▶ Excerpted data:
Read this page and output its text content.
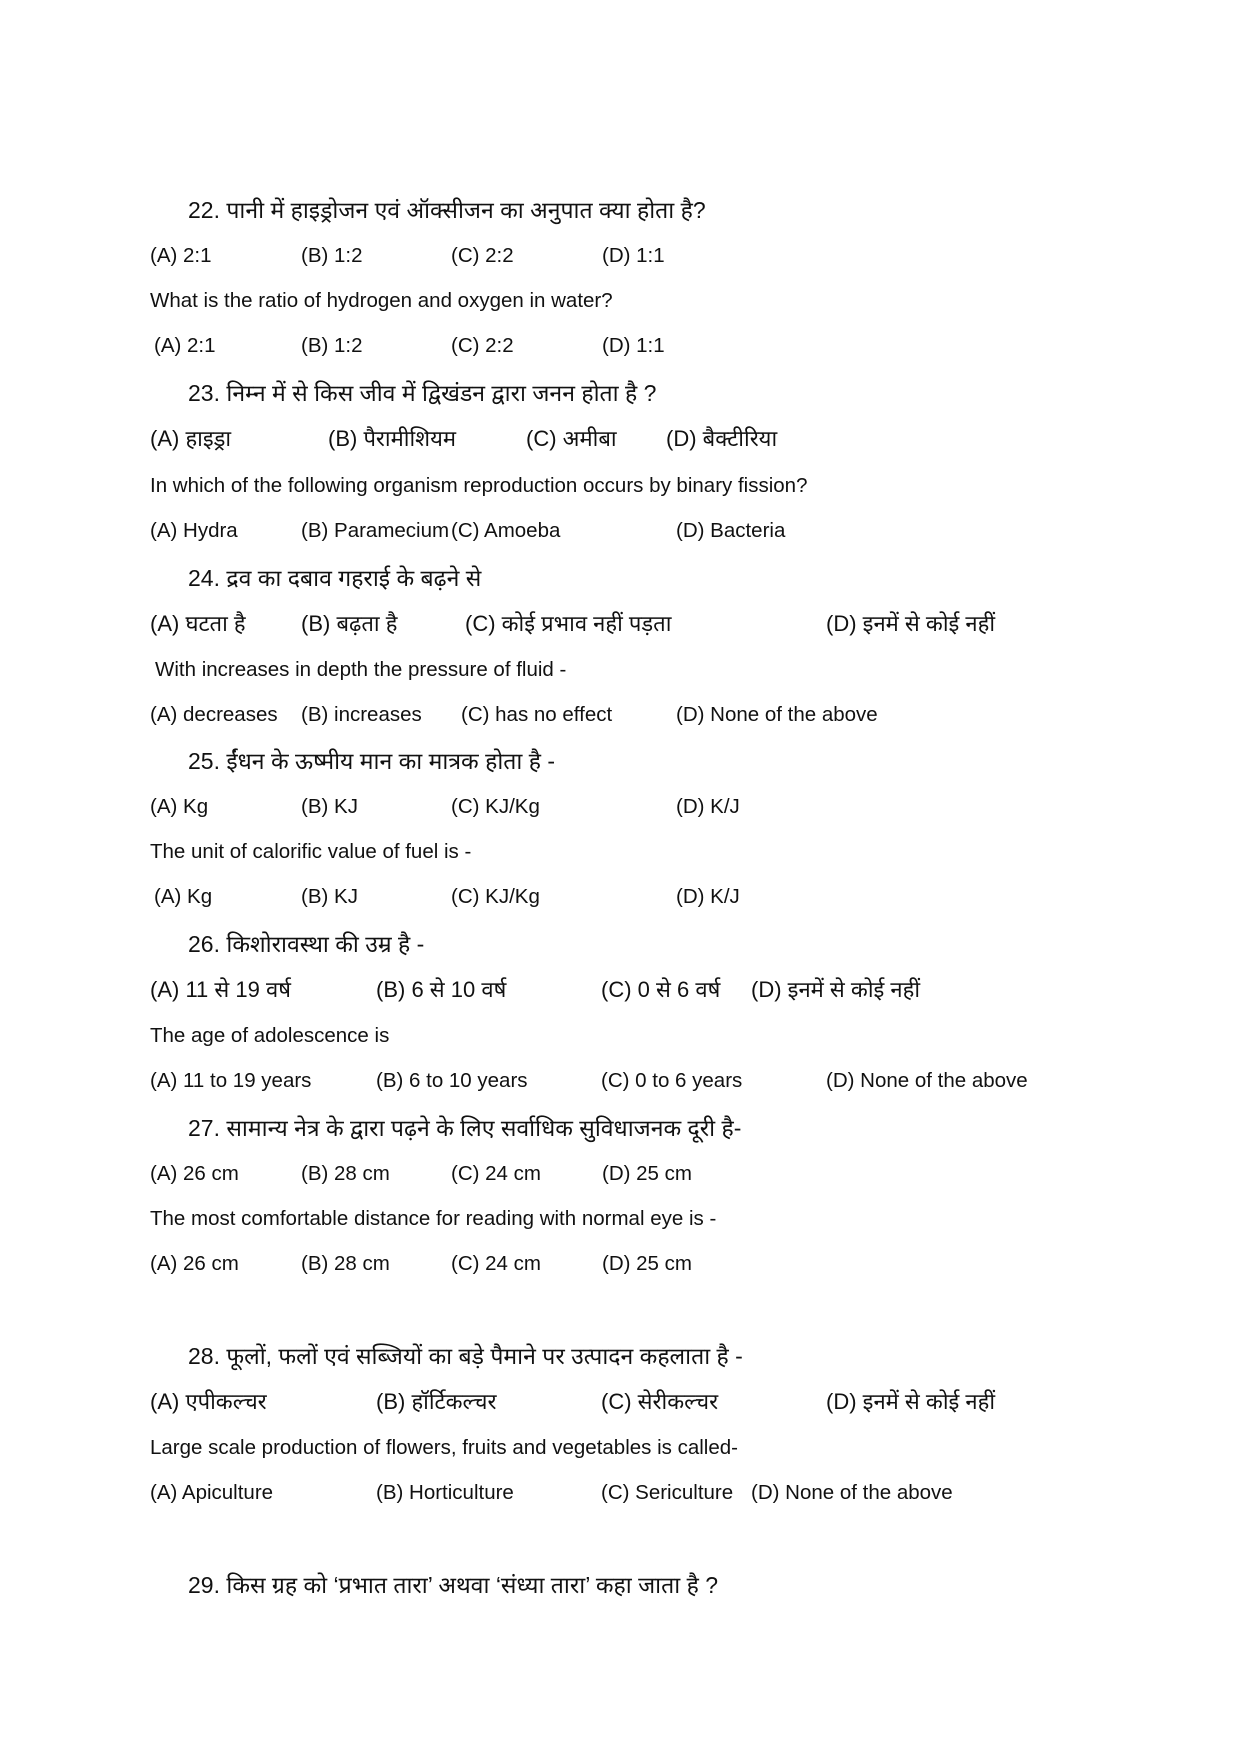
22. पानी में हाइड्रोजन एवं ऑक्सीजन का अनुपात क्या होता है?
(A) 2:1	(B) 1:2	(C) 2:2	(D) 1:1
What is the ratio of hydrogen and oxygen in water?
(A) 2:1	(B) 1:2	(C) 2:2	(D) 1:1
23. निम्न में से किस जीव में द्विखंडन द्वारा जनन होता है ?
(A) हाइड्रा	(B) पैरामीशियम	(C) अमीबा (D) बैक्टीरिया
In which of the following organism reproduction occurs by binary fission?
(A) Hydra	(B) Paramecium (C) Amoeba	(D) Bacteria
24. द्रव का दबाव गहराई के बढ़ने से
(A) घटता है	(B) बढ़ता है	(C) कोई प्रभाव नहीं पड़ता	(D) इनमें से कोई नहीं
With increases in depth the pressure of fluid -
(A) decreases (B) increases (C) has no effect	(D) None of the above
25. ईंधन के ऊष्मीय मान का मात्रक होता है -
(A) Kg	(B) KJ	(C) KJ/Kg	(D) K/J
The unit of calorific value of fuel is -
(A) Kg	(B) KJ	(C) KJ/Kg	(D) K/J
26. किशोरावस्था की उम्र है -
(A) 11 से 19 वर्ष	(B) 6 से 10 वर्ष	(C) 0 से 6 वर्ष (D) इनमें से कोई नहीं
The age of adolescence is
(A) 11 to 19 years	(B) 6 to 10 years	(C) 0 to 6 years	(D) None of the above
27. सामान्य नेत्र के द्वारा पढ़ने के लिए सर्वाधिक सुविधाजनक दूरी है-
(A) 26 cm	(B) 28 cm	(C) 24 cm	(D) 25 cm
The most comfortable distance for reading with normal eye is -
(A) 26 cm	(B) 28 cm	(C) 24 cm	(D) 25 cm
28. फूलों, फलों एवं सब्जियों का बड़े पैमाने पर उत्पादन कहलाता है -
(A) एपीकल्चर	(B) हॉर्टिकल्चर	(C) सेरीकल्चर	(D) इनमें से कोई नहीं
Large scale production of flowers, fruits and vegetables is called-
(A) Apiculture	(B) Horticulture	(C) Sericulture (D) None of the above
29. किस ग्रह को ‘प्रभात तारा’ अथवा ‘संध्या तारा’ कहा जाता है ?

▶ Prompt:
For every line in the listing above that mentions the word "None", make a copy.

▶ Output of the exercise:
(A) decreases (B) increases (C) has no effect	(D) None of the above
(A) 11 to 19 years	(B) 6 to 10 years	(C) 0 to 6 years	(D) None of the above
(A) Apiculture	(B) Horticulture	(C) Sericulture (D) None of the above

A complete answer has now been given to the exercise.